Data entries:
========================================================================

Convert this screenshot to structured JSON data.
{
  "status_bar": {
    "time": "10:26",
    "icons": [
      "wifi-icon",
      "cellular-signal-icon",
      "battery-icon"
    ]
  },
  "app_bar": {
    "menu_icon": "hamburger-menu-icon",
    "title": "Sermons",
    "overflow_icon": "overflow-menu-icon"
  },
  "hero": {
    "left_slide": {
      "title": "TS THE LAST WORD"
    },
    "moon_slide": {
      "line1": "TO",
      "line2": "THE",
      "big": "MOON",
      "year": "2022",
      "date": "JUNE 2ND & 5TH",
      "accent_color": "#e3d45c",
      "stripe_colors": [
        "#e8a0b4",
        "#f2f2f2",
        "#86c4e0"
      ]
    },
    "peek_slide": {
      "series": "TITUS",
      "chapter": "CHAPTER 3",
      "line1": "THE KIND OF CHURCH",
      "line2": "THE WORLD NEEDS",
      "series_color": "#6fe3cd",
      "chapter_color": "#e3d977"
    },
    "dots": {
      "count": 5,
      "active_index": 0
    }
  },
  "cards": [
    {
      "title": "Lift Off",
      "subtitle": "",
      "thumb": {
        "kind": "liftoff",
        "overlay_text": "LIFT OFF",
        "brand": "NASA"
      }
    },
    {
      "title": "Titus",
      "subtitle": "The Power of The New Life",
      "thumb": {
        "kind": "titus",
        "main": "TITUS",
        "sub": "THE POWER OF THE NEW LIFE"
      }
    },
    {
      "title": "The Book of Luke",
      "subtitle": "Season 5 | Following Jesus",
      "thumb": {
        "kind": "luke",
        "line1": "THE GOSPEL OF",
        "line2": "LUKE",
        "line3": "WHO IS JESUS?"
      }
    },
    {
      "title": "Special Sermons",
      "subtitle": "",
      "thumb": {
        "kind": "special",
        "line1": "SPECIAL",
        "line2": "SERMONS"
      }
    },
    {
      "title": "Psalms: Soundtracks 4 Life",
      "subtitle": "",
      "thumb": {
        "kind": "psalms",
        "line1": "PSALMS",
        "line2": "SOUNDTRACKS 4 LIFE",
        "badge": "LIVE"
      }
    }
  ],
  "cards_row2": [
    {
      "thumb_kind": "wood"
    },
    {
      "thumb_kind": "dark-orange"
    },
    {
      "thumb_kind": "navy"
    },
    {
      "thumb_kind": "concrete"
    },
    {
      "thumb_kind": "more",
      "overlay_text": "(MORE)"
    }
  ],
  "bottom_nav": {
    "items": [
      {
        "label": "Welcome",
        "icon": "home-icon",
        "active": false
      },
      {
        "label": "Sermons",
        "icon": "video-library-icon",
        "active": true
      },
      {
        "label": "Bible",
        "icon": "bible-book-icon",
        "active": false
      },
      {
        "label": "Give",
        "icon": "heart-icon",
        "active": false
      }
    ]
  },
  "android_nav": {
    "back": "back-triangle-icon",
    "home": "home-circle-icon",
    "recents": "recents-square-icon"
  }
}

========================================================================

## PROBLEM DESCRIPTION
Pull out each record as written and restate it exactly.

## FINAL RESULT
Convert this screenshot to structured JSON data.
{
  "status_bar": {
    "time": "10:26",
    "icons": [
      "wifi-icon",
      "cellular-signal-icon",
      "battery-icon"
    ]
  },
  "app_bar": {
    "menu_icon": "hamburger-menu-icon",
    "title": "Sermons",
    "overflow_icon": "overflow-menu-icon"
  },
  "hero": {
    "left_slide": {
      "title": "TS THE LAST WORD"
    },
    "moon_slide": {
      "line1": "TO",
      "line2": "THE",
      "big": "MOON",
      "year": "2022",
      "date": "JUNE 2ND & 5TH",
      "accent_color": "#e3d45c",
      "stripe_colors": [
        "#e8a0b4",
        "#f2f2f2",
        "#86c4e0"
      ]
    },
    "peek_slide": {
      "series": "TITUS",
      "chapter": "CHAPTER 3",
      "line1": "THE KIND OF CHURCH",
      "line2": "THE WORLD NEEDS",
      "series_color": "#6fe3cd",
      "chapter_color": "#e3d977"
    },
    "dots": {
      "count": 5,
      "active_index": 0
    }
  },
  "cards": [
    {
      "title": "Lift Off",
      "subtitle": "",
      "thumb": {
        "kind": "liftoff",
        "overlay_text": "LIFT OFF",
        "brand": "NASA"
      }
    },
    {
      "title": "Titus",
      "subtitle": "The Power of The New Life",
      "thumb": {
        "kind": "titus",
        "main": "TITUS",
        "sub": "THE POWER OF THE NEW LIFE"
      }
    },
    {
      "title": "The Book of Luke",
      "subtitle": "Season 5 | Following Jesus",
      "thumb": {
        "kind": "luke",
        "line1": "THE GOSPEL OF",
        "line2": "LUKE",
        "line3": "WHO IS JESUS?"
      }
    },
    {
      "title": "Special Sermons",
      "subtitle": "",
      "thumb": {
        "kind": "special",
        "line1": "SPECIAL",
        "line2": "SERMONS"
      }
    },
    {
      "title": "Psalms: Soundtracks 4 Life",
      "subtitle": "",
      "thumb": {
        "kind": "psalms",
        "line1": "PSALMS",
        "line2": "SOUNDTRACKS 4 LIFE",
        "badge": "LIVE"
      }
    }
  ],
  "cards_row2": [
    {
      "thumb_kind": "wood"
    },
    {
      "thumb_kind": "dark-orange"
    },
    {
      "thumb_kind": "navy"
    },
    {
      "thumb_kind": "concrete"
    },
    {
      "thumb_kind": "more",
      "overlay_text": "(MORE)"
    }
  ],
  "bottom_nav": {
    "items": [
      {
        "label": "Welcome",
        "icon": "home-icon",
        "active": false
      },
      {
        "label": "Sermons",
        "icon": "video-library-icon",
        "active": true
      },
      {
        "label": "Bible",
        "icon": "bible-book-icon",
        "active": false
      },
      {
        "label": "Give",
        "icon": "heart-icon",
        "active": false
      }
    ]
  },
  "android_nav": {
    "back": "back-triangle-icon",
    "home": "home-circle-icon",
    "recents": "recents-square-icon"
  }
}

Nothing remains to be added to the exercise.